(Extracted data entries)
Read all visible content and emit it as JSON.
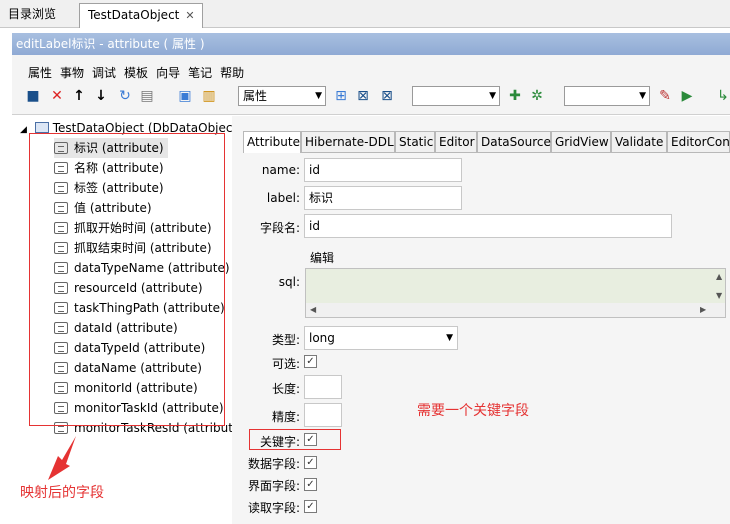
{
  "tabs": {
    "dir": "目录浏览",
    "obj": "TestDataObject",
    "close": "✕"
  },
  "title": "editLabel标识 - attribute ( 属性 )",
  "menu": [
    "属性",
    "事物",
    "调试",
    "模板",
    "向导",
    "笔记",
    "帮助"
  ],
  "toolbar": {
    "combo1": "属性",
    "combo2": "",
    "combo3": ""
  },
  "tree": {
    "root": "TestDataObject (DbDataObjec",
    "items": [
      "标识 (attribute)",
      "名称 (attribute)",
      "标签 (attribute)",
      "值 (attribute)",
      "抓取开始时间 (attribute)",
      "抓取结束时间 (attribute)",
      "dataTypeName (attribute)",
      "resourceId (attribute)",
      "taskThingPath (attribute)",
      "dataId (attribute)",
      "dataTypeId (attribute)",
      "dataName (attribute)",
      "monitorId (attribute)",
      "monitorTaskId (attribute)",
      "monitorTaskResId (attribut"
    ]
  },
  "editor_tabs": [
    "Attribute",
    "Hibernate-DDL",
    "Static",
    "Editor",
    "DataSource",
    "GridView",
    "Validate",
    "EditorCon"
  ],
  "form": {
    "name_label": "name:",
    "name_value": "id",
    "label_label": "label:",
    "label_value": "标识",
    "field_label": "字段名:",
    "field_value": "id",
    "edit_label": "编辑",
    "sql_label": "sql:",
    "type_label": "类型:",
    "type_value": "long",
    "nullable_label": "可选:",
    "length_label": "长度:",
    "precision_label": "精度:",
    "key_label": "关键字:",
    "data_label": "数据字段:",
    "ui_label": "界面字段:",
    "read_label": "读取字段:"
  },
  "annotations": {
    "mapped": "映射后的字段",
    "need_key": "需要一个关键字段"
  },
  "colors": {
    "red": "#e53333",
    "title": "#9ab3da"
  }
}
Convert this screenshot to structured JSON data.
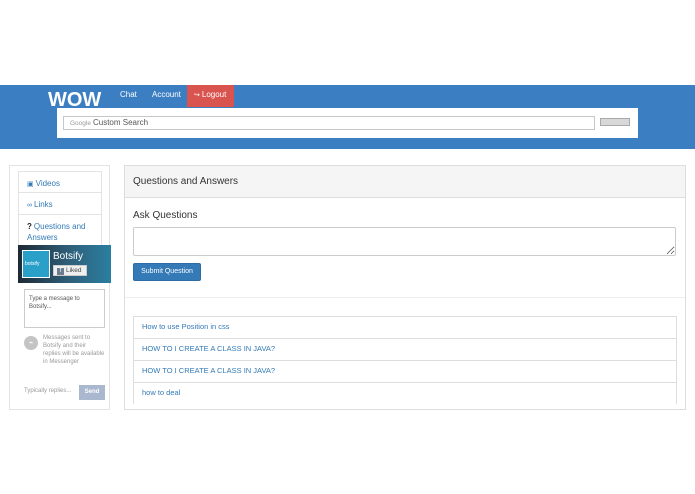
{
  "navbar": {
    "logo_text": "WOW",
    "links": [
      {
        "label": "Chat"
      },
      {
        "label": "Account"
      },
      {
        "label": "Logout",
        "icon": "logout-icon"
      }
    ],
    "colors": {
      "bar": "#3b7ec1",
      "logout": "#d9534f"
    }
  },
  "search": {
    "brand": "Google",
    "placeholder": "Custom Search"
  },
  "sidebar": {
    "items": [
      {
        "label": "Videos",
        "icon": "video-icon"
      },
      {
        "label": "Links",
        "icon": "link-icon"
      },
      {
        "prefix": "?",
        "label": "Questions and Answers",
        "icon": "question-icon"
      }
    ]
  },
  "messenger": {
    "page_name": "Botsify",
    "avatar_text": "botsify",
    "liked_label": "Liked",
    "message_placeholder": "Type a message to Botsify...",
    "note": "Messages sent to Botsify and their replies will be available in Messenger",
    "reply_hint": "Typically replies...",
    "send_label": "Send"
  },
  "panel": {
    "title": "Questions and Answers",
    "ask_label": "Ask Questions",
    "submit_label": "Submit Question",
    "questions": [
      {
        "text": "How to use Position in css"
      },
      {
        "text": "HOW TO I CREATE A CLASS IN JAVA?"
      },
      {
        "text": "HOW TO I CREATE A CLASS IN JAVA?"
      },
      {
        "text": "how to deal"
      }
    ]
  }
}
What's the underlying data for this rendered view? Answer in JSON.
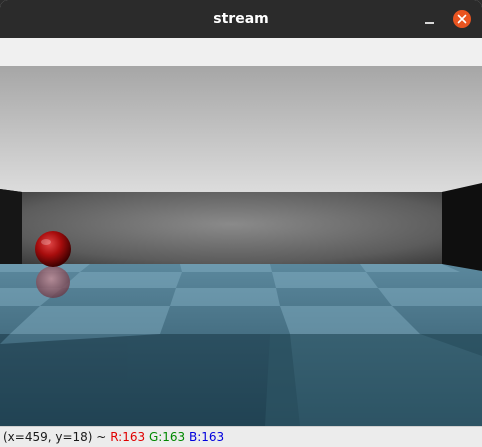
{
  "window": {
    "title": "stream"
  },
  "viewport": {
    "scene": "3d-room-with-red-sphere-on-checkerboard-floor"
  },
  "status": {
    "coords": "(x=459, y=18) ~",
    "r": "R:163",
    "g": "G:163",
    "b": "B:163"
  },
  "colors": {
    "titlebar": "#2b2b2b",
    "close_button": "#e95420",
    "r_label": "#e00000",
    "g_label": "#008800",
    "b_label": "#0000dd"
  },
  "icons": {
    "minimize": "minimize-icon",
    "close": "close-icon"
  }
}
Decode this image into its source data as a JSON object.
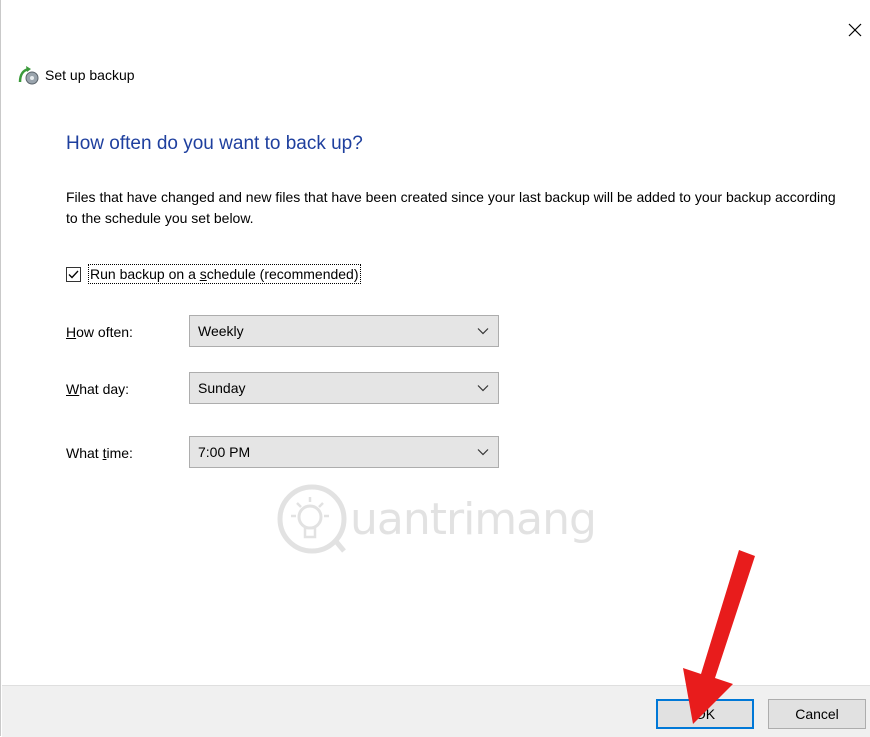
{
  "window": {
    "title": "Set up backup",
    "close_glyph": "✕"
  },
  "heading": "How often do you want to back up?",
  "description": "Files that have changed and new files that have been created since your last backup will be added to your backup according to the schedule you set below.",
  "schedule_checkbox": {
    "label_before": "Run backup on a ",
    "label_access": "s",
    "label_after": "chedule (recommended)",
    "checked": true
  },
  "fields": {
    "how_often": {
      "label_access": "H",
      "label_rest": "ow often:",
      "value": "Weekly"
    },
    "what_day": {
      "label_access": "W",
      "label_rest": "hat day:",
      "value": "Sunday"
    },
    "what_time": {
      "label_before": "What ",
      "label_access": "t",
      "label_rest": "ime:",
      "value": "7:00 PM"
    }
  },
  "buttons": {
    "ok": "OK",
    "cancel": "Cancel"
  },
  "watermark": {
    "text": "uantrimang"
  },
  "colors": {
    "heading": "#1e3f9e",
    "ok_border": "#0078d7",
    "annotation_arrow": "#e81c1c"
  },
  "icons": {
    "title": "backup-icon",
    "close": "close-icon",
    "checkbox": "checkmark-icon",
    "dropdown": "chevron-down-icon",
    "annotation": "red-arrow-icon"
  }
}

GIVEN TASK
Using the data above, print every line exactly, omitting pictures.

OUTPUT OF THE EXERCISE
Read all visible content and emit it as JSON.
{
  "tabs": {
    "dir": "目录浏览",
    "obj": "TestDataObject",
    "close": "✕"
  },
  "title": "editLabel标识 - attribute ( 属性 )",
  "menu": [
    "属性",
    "事物",
    "调试",
    "模板",
    "向导",
    "笔记",
    "帮助"
  ],
  "toolbar": {
    "combo1": "属性",
    "combo2": "",
    "combo3": ""
  },
  "tree": {
    "root": "TestDataObject (DbDataObjec",
    "items": [
      "标识 (attribute)",
      "名称 (attribute)",
      "标签 (attribute)",
      "值 (attribute)",
      "抓取开始时间 (attribute)",
      "抓取结束时间 (attribute)",
      "dataTypeName (attribute)",
      "resourceId (attribute)",
      "taskThingPath (attribute)",
      "dataId (attribute)",
      "dataTypeId (attribute)",
      "dataName (attribute)",
      "monitorId (attribute)",
      "monitorTaskId (attribute)",
      "monitorTaskResId (attribut"
    ]
  },
  "editor_tabs": [
    "Attribute",
    "Hibernate-DDL",
    "Static",
    "Editor",
    "DataSource",
    "GridView",
    "Validate",
    "EditorCon"
  ],
  "form": {
    "name_label": "name:",
    "name_value": "id",
    "label_label": "label:",
    "label_value": "标识",
    "field_label": "字段名:",
    "field_value": "id",
    "edit_label": "编辑",
    "sql_label": "sql:",
    "type_label": "类型:",
    "type_value": "long",
    "nullable_label": "可选:",
    "length_label": "长度:",
    "precision_label": "精度:",
    "key_label": "关键字:",
    "data_label": "数据字段:",
    "ui_label": "界面字段:",
    "read_label": "读取字段:"
  },
  "annotations": {
    "mapped": "映射后的字段",
    "need_key": "需要一个关键字段"
  },
  "colors": {
    "red": "#e53333",
    "title": "#9ab3da"
  }
}
Convert this screenshot to structured JSON data.
{
  "navbar": {
    "logo_text": "WOW",
    "links": [
      {
        "label": "Chat"
      },
      {
        "label": "Account"
      },
      {
        "label": "Logout",
        "icon": "logout-icon"
      }
    ],
    "colors": {
      "bar": "#3b7ec1",
      "logout": "#d9534f"
    }
  },
  "search": {
    "brand": "Google",
    "placeholder": "Custom Search"
  },
  "sidebar": {
    "items": [
      {
        "label": "Videos",
        "icon": "video-icon"
      },
      {
        "label": "Links",
        "icon": "link-icon"
      },
      {
        "prefix": "?",
        "label": "Questions and Answers",
        "icon": "question-icon"
      }
    ]
  },
  "messenger": {
    "page_name": "Botsify",
    "avatar_text": "botsify",
    "liked_label": "Liked",
    "message_placeholder": "Type a message to Botsify...",
    "note": "Messages sent to Botsify and their replies will be available in Messenger",
    "reply_hint": "Typically replies...",
    "send_label": "Send"
  },
  "panel": {
    "title": "Questions and Answers",
    "ask_label": "Ask Questions",
    "submit_label": "Submit Question",
    "questions": [
      {
        "text": "How to use Position in css"
      },
      {
        "text": "HOW TO I CREATE A CLASS IN JAVA?"
      },
      {
        "text": "HOW TO I CREATE A CLASS IN JAVA?"
      },
      {
        "text": "how to deal"
      }
    ]
  }
}
What's the underlying data for this rendered view? Answer in JSON.
{
  "window": {
    "title": "stream"
  },
  "viewport": {
    "scene": "3d-room-with-red-sphere-on-checkerboard-floor"
  },
  "status": {
    "coords": "(x=459, y=18) ~",
    "r": "R:163",
    "g": "G:163",
    "b": "B:163"
  },
  "colors": {
    "titlebar": "#2b2b2b",
    "close_button": "#e95420",
    "r_label": "#e00000",
    "g_label": "#008800",
    "b_label": "#0000dd"
  },
  "icons": {
    "minimize": "minimize-icon",
    "close": "close-icon"
  }
}
Decode this image into its source data as a JSON object.
{
  "window": {
    "title": "Set up backup",
    "close_glyph": "✕"
  },
  "heading": "How often do you want to back up?",
  "description": "Files that have changed and new files that have been created since your last backup will be added to your backup according to the schedule you set below.",
  "schedule_checkbox": {
    "label_before": "Run backup on a ",
    "label_access": "s",
    "label_after": "chedule (recommended)",
    "checked": true
  },
  "fields": {
    "how_often": {
      "label_access": "H",
      "label_rest": "ow often:",
      "value": "Weekly"
    },
    "what_day": {
      "label_access": "W",
      "label_rest": "hat day:",
      "value": "Sunday"
    },
    "what_time": {
      "label_before": "What ",
      "label_access": "t",
      "label_rest": "ime:",
      "value": "7:00 PM"
    }
  },
  "buttons": {
    "ok": "OK",
    "cancel": "Cancel"
  },
  "watermark": {
    "text": "uantrimang"
  },
  "colors": {
    "heading": "#1e3f9e",
    "ok_border": "#0078d7",
    "annotation_arrow": "#e81c1c"
  },
  "icons": {
    "title": "backup-icon",
    "close": "close-icon",
    "checkbox": "checkmark-icon",
    "dropdown": "chevron-down-icon",
    "annotation": "red-arrow-icon"
  }
}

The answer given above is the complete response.